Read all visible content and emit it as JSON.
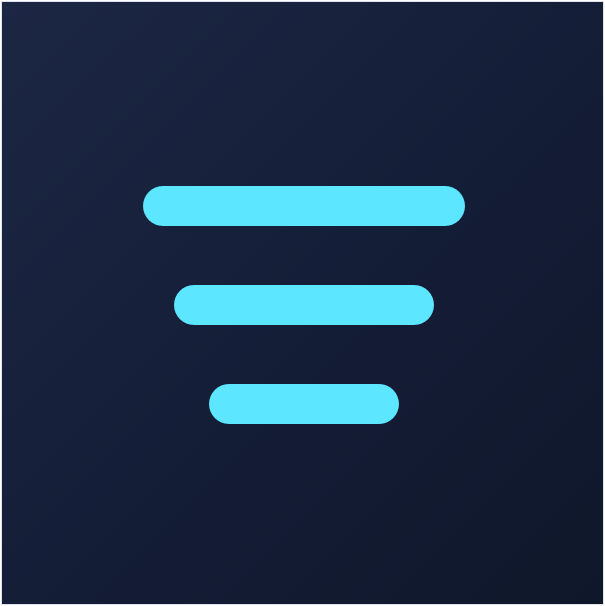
{
  "icon": {
    "name": "filter-icon",
    "bar_color": "#5ce6ff",
    "background_colors": [
      "#1c2744",
      "#141d36",
      "#0f172a"
    ]
  }
}
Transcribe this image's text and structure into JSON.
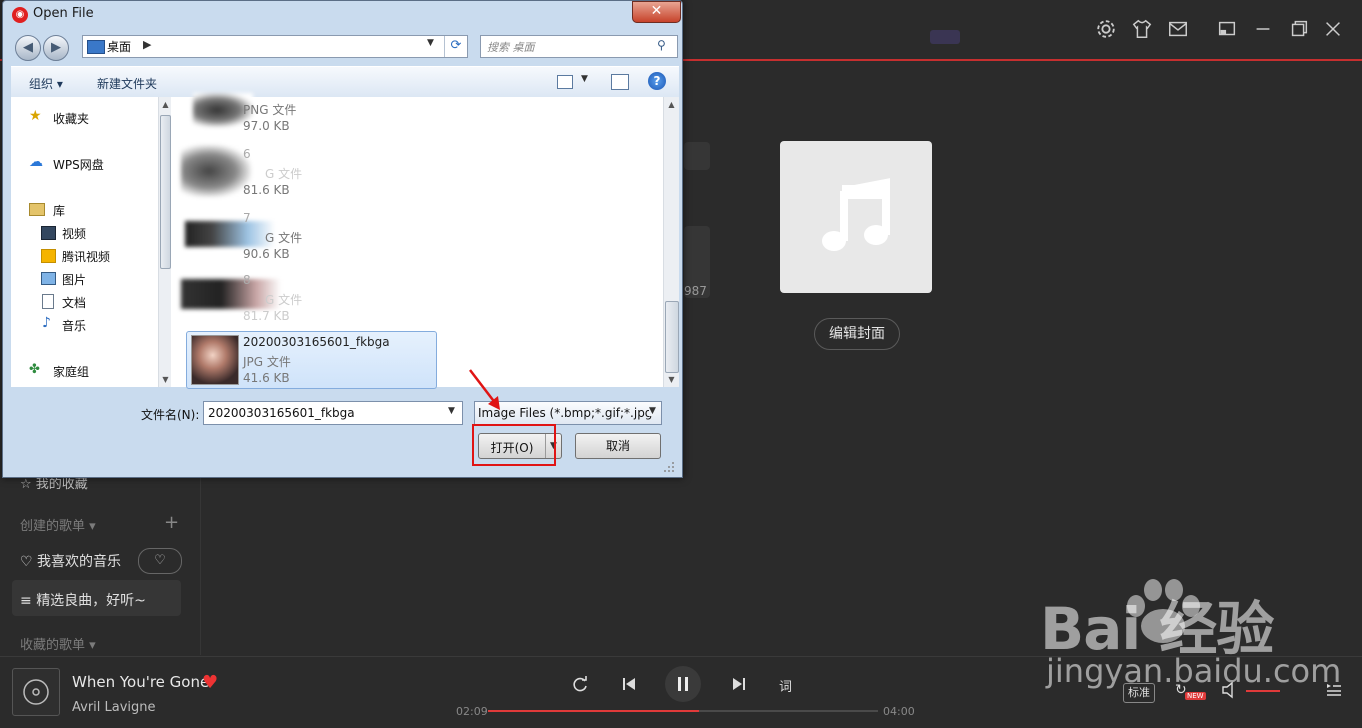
{
  "app": {
    "sidebar": {
      "fav_partial": "我的收藏",
      "created_section": "创建的歌单",
      "liked_music": "我喜欢的音乐",
      "selected_playlist": "精选良曲，好听~",
      "collected_section": "收藏的歌单"
    },
    "main": {
      "edit_cover": "编辑封面",
      "stub_text": "987"
    },
    "player": {
      "title": "When You're Gone",
      "artist": "Avril Lavigne",
      "time_current": "02:09",
      "time_total": "04:00",
      "progress": 0.54,
      "lyrics_btn": "词",
      "quality": "标准",
      "new_badge": "NEW"
    },
    "watermark": {
      "logo": "Bai  经验",
      "url": "jingyan.baidu.com"
    },
    "colors": {
      "accent": "#c62f2f",
      "background": "#2b2b2b"
    }
  },
  "dialog": {
    "title": "Open File",
    "close_glyph": "✕",
    "address": "桌面",
    "search_placeholder": "搜索 桌面",
    "commands": {
      "organize": "组织 ▾",
      "new_folder": "新建文件夹"
    },
    "nav": [
      {
        "label": "收藏夹",
        "icon": "star-icon"
      },
      {
        "label": "WPS网盘",
        "icon": "cloud-icon"
      },
      {
        "label": "库",
        "icon": "library-icon"
      },
      {
        "label": "视频",
        "icon": "video-icon"
      },
      {
        "label": "腾讯视频",
        "icon": "tencent-video-icon"
      },
      {
        "label": "图片",
        "icon": "picture-icon"
      },
      {
        "label": "文档",
        "icon": "document-icon"
      },
      {
        "label": "音乐",
        "icon": "music-icon"
      },
      {
        "label": "家庭组",
        "icon": "homegroup-icon"
      }
    ],
    "files": [
      {
        "name": "",
        "type": "PNG 文件",
        "size": "97.0 KB"
      },
      {
        "name": "6",
        "type": "G 文件",
        "size": "81.6 KB"
      },
      {
        "name": "7",
        "type": "G 文件",
        "size": "90.6 KB"
      },
      {
        "name": "8",
        "type": "G 文件",
        "size": "81.7 KB"
      },
      {
        "name": "20200303165601_fkbga",
        "type": "JPG 文件",
        "size": "41.6 KB"
      }
    ],
    "filename_label": "文件名(N):",
    "filename_value": "20200303165601_fkbga",
    "filter_value": "Image Files (*.bmp;*.gif;*.jpg",
    "open_label": "打开(O)",
    "cancel_label": "取消"
  }
}
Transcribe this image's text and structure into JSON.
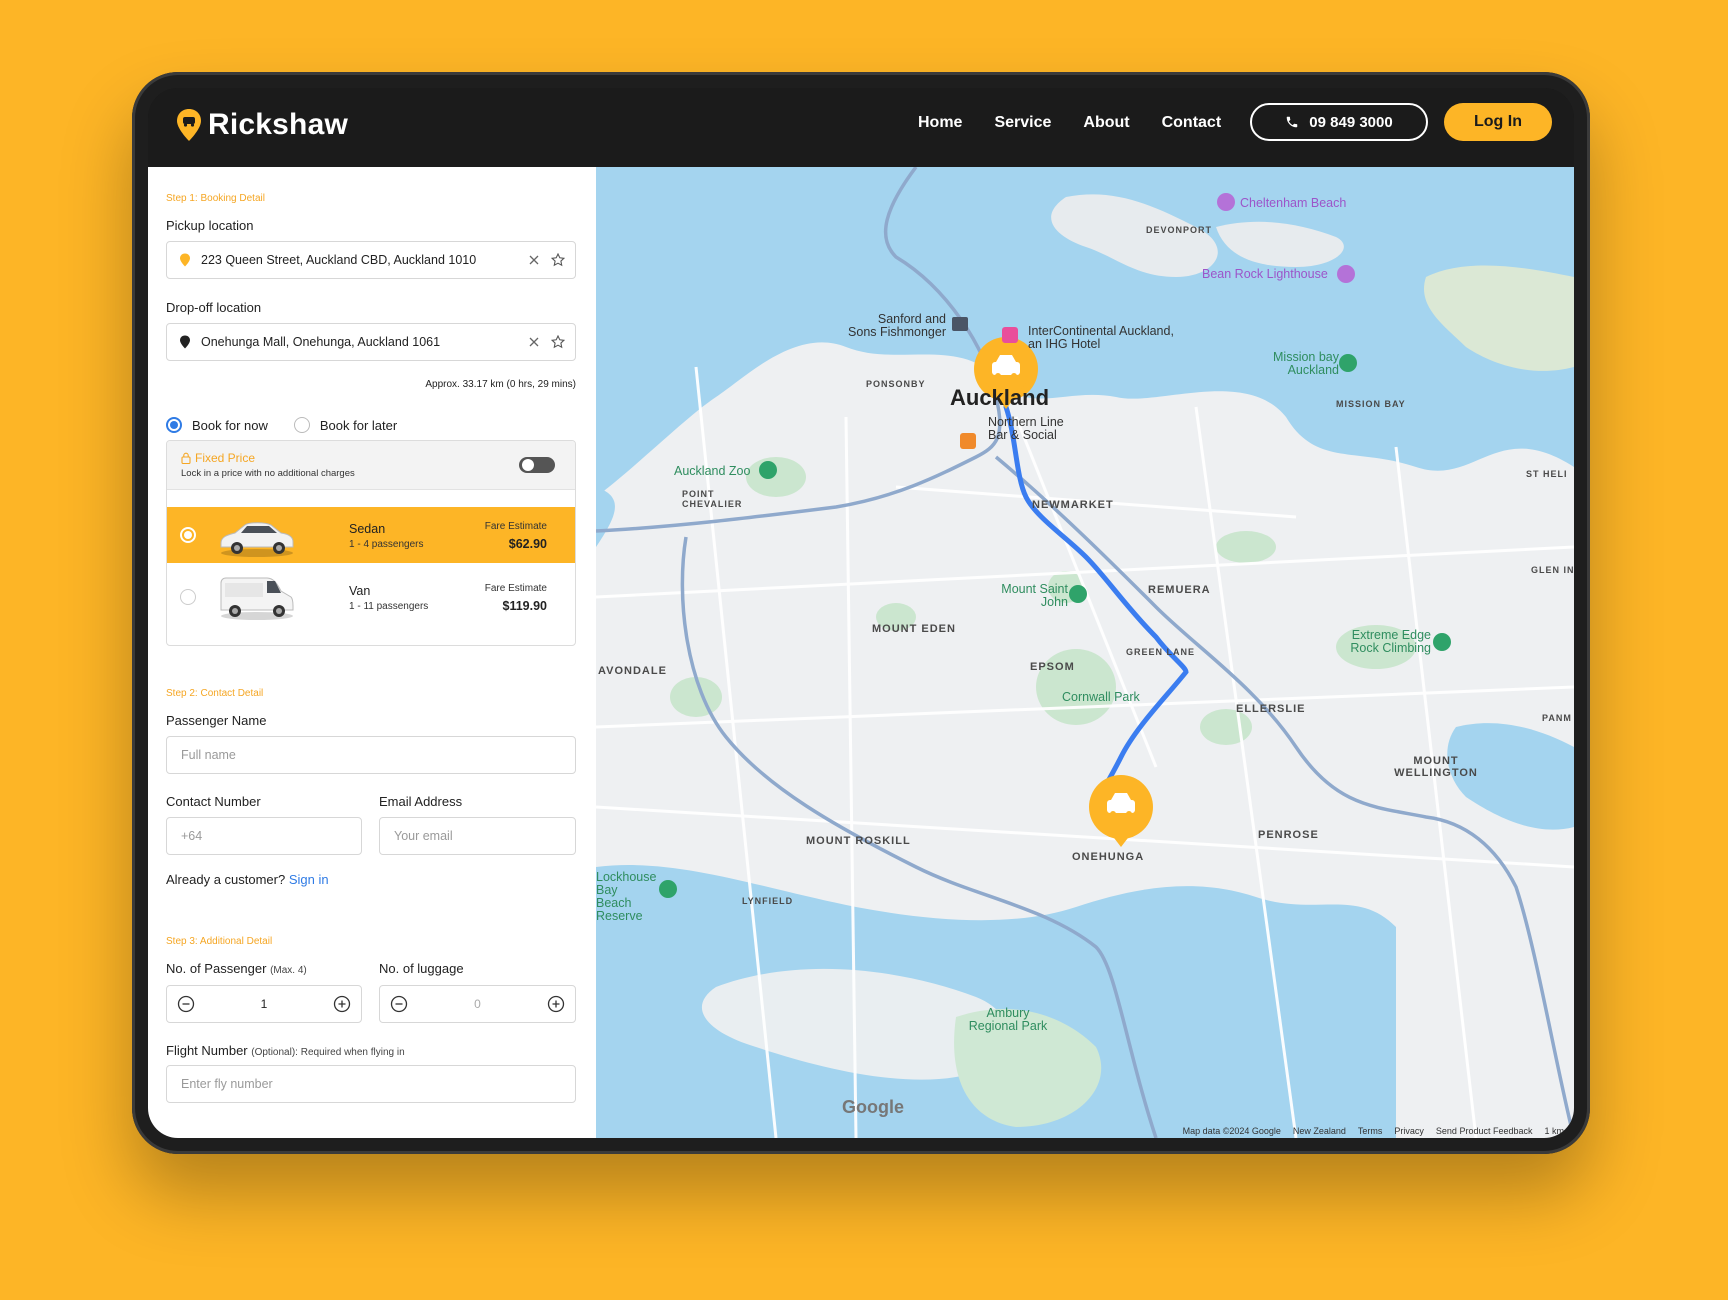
{
  "brand": {
    "name": "Rickshaw",
    "accent": "#FDB526",
    "dark": "#1b1b1b",
    "route": "#3b7df0"
  },
  "nav": [
    "Home",
    "Service",
    "About",
    "Contact"
  ],
  "header": {
    "phone": "09 849 3000",
    "login": "Log In"
  },
  "booking": {
    "step1": "Step 1: Booking Detail",
    "pickup_label": "Pickup location",
    "pickup_value": "223 Queen Street, Auckland CBD, Auckland 1010",
    "dropoff_label": "Drop-off location",
    "dropoff_value": "Onehunga Mall, Onehunga, Auckland 1061",
    "approx": "Approx. 33.17 km (0 hrs, 29 mins)",
    "book_now": "Book for now",
    "book_later": "Book for later",
    "fixed_title": "Fixed Price",
    "fixed_sub": "Lock in a price with no additional charges",
    "fare_label": "Fare Estimate",
    "vehicles": [
      {
        "name": "Sedan",
        "passengers": "1 - 4 passengers",
        "fare": "$62.90"
      },
      {
        "name": "Van",
        "passengers": "1 - 11 passengers",
        "fare": "$119.90"
      }
    ]
  },
  "contact": {
    "step2": "Step 2: Contact Detail",
    "name_label": "Passenger Name",
    "name_placeholder": "Full name",
    "phone_label": "Contact Number",
    "phone_placeholder": "+64",
    "email_label": "Email Address",
    "email_placeholder": "Your email",
    "customer_q": "Already a customer?",
    "signin": "Sign in"
  },
  "additional": {
    "step3": "Step 3: Additional Detail",
    "passenger_label": "No. of Passenger",
    "passenger_max": "(Max. 4)",
    "passenger_value": "1",
    "luggage_label": "No. of luggage",
    "luggage_value": "0",
    "flight_label": "Flight Number",
    "flight_note": "(Optional): Required when flying in",
    "flight_placeholder": "Enter fly number"
  },
  "map": {
    "areas": [
      "DEVONPORT",
      "PONSONBY",
      "NEWMARKET",
      "REMUERA",
      "MOUNT EDEN",
      "EPSOM",
      "AVONDALE",
      "ELLERSLIE",
      "MOUNT ROSKILL",
      "ONEHUNGA",
      "PENROSE",
      "MISSION BAY",
      "POINT CHEVALIER",
      "LYNFIELD",
      "GREEN LANE",
      "ST HELI",
      "GLEN IN",
      "PANM",
      "MOUNT WELLINGTON"
    ],
    "city": "Auckland",
    "places": [
      "Cheltenham Beach",
      "Bean Rock Lighthouse",
      "Sanford and Sons Fishmonger",
      "InterContinental Auckland, an IHG Hotel",
      "Mission bay Auckland",
      "Northern Line Bar & Social",
      "Auckland Zoo",
      "Mount Saint John",
      "Cornwall Park",
      "Extreme Edge Rock Climbing",
      "Lockhouse Bay Beach Reserve",
      "Ambury Regional Park"
    ],
    "footer": [
      "Map data ©2024 Google",
      "New Zealand",
      "Terms",
      "Privacy",
      "Send Product Feedback",
      "1 km"
    ],
    "logo": "Google"
  }
}
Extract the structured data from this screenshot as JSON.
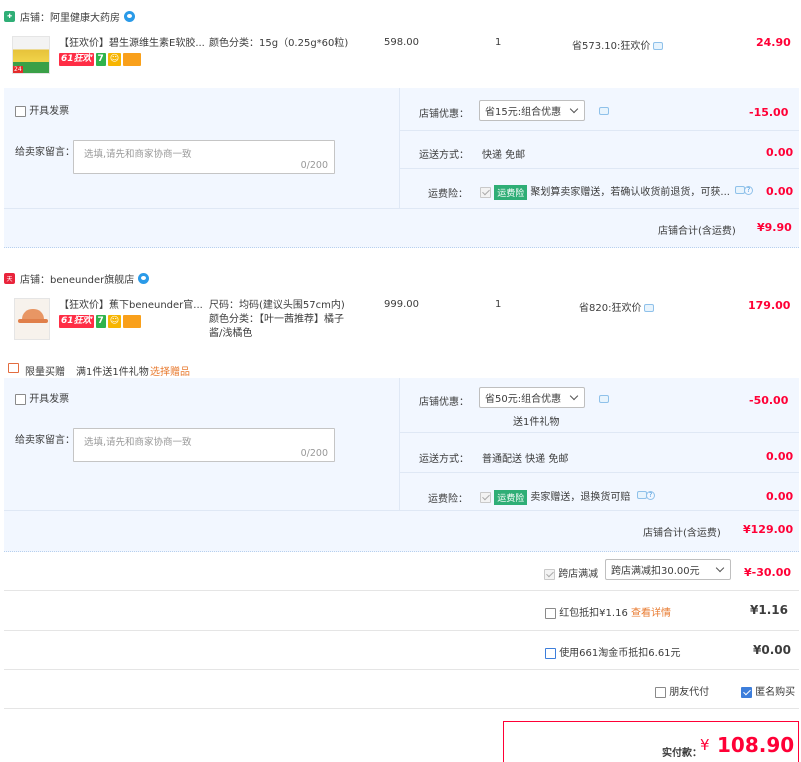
{
  "store1": {
    "name": "店铺：阿里健康大药房",
    "item": {
      "title": "【狂欢价】碧生源维生素E软胶...",
      "tag_61": "61狂欢",
      "tag_7": "7",
      "sku": "颜色分类：15g（0.25g*60粒)",
      "price": "598.00",
      "qty": "1",
      "discount": "省573.10:狂欢价",
      "subtotal": "24.90",
      "thumb_badge": "24"
    },
    "invoice_label": "开具发票",
    "message_label": "给卖家留言：",
    "message_placeholder": "选填,请先和商家协商一致",
    "message_count": "0/200",
    "promo_label": "店铺优惠：",
    "promo_value": "省15元:组合优惠",
    "promo_amount": "-15.00",
    "shipping_label": "运送方式：",
    "shipping_value": "快递 免邮",
    "shipping_amount": "0.00",
    "insurance_label": "运费险：",
    "insurance_badge": "运费险",
    "insurance_text": "聚划算卖家赠送，若确认收货前退货，可获...",
    "insurance_amount": "0.00",
    "total_label": "店铺合计(含运费)",
    "total_value": "¥9.90"
  },
  "store2": {
    "name": "店铺：beneunder旗舰店",
    "item": {
      "title": "【狂欢价】蕉下beneunder官...",
      "tag_61": "61狂欢",
      "tag_7": "7",
      "sku_line1": "尺码：均码(建议头围57cm内)",
      "sku_line2": "颜色分类：【叶一茜推荐】橘子",
      "sku_line3": "酱/浅橘色",
      "price": "999.00",
      "qty": "1",
      "discount": "省820:狂欢价",
      "subtotal": "179.00"
    },
    "gift_label": "限量买赠",
    "gift_text": "满1件送1件礼物",
    "gift_link": "选择赠品",
    "invoice_label": "开具发票",
    "message_label": "给卖家留言：",
    "message_placeholder": "选填,请先和商家协商一致",
    "message_count": "0/200",
    "promo_label": "店铺优惠：",
    "promo_value": "省50元:组合优惠",
    "promo_sub": "送1件礼物",
    "promo_amount": "-50.00",
    "shipping_label": "运送方式：",
    "shipping_value": "普通配送 快递 免邮",
    "shipping_amount": "0.00",
    "insurance_label": "运费险：",
    "insurance_badge": "运费险",
    "insurance_text": "卖家赠送，退换货可赔",
    "insurance_amount": "0.00",
    "total_label": "店铺合计(含运费)",
    "total_value": "¥129.00"
  },
  "summary": {
    "cross_store_label": "跨店满减",
    "cross_store_select": "跨店满减扣30.00元",
    "cross_store_amount": "¥-30.00",
    "redpacket_label": "红包抵扣¥1.16",
    "redpacket_link": "查看详情",
    "redpacket_amount": "¥1.16",
    "coins_label": "使用661淘金币抵扣6.61元",
    "coins_amount": "¥0.00",
    "friend_pay_label": "朋友代付",
    "anonymous_label": "匿名购买",
    "actual_label": "实付款：",
    "actual_currency": "¥",
    "actual_value": "108.90"
  },
  "colors": {
    "accent_red": "#ff0036",
    "panel_bg": "#f2f7ff",
    "green": "#2fae76",
    "blue": "#3d7edb"
  }
}
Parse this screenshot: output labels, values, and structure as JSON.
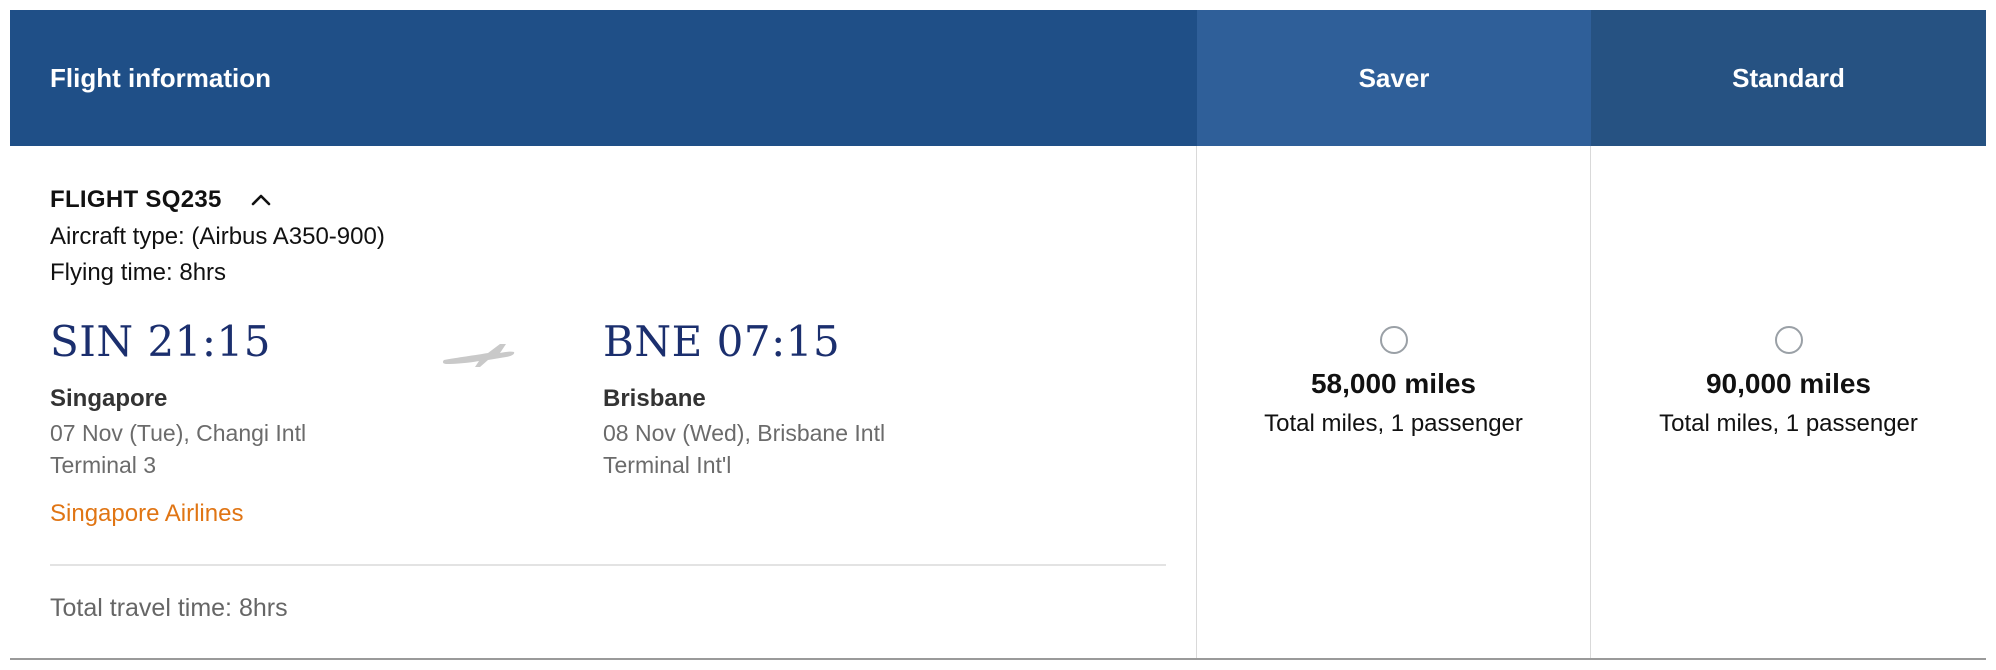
+-------+
Tally the lines of the records holding the word "JSON", then state only the tally.

5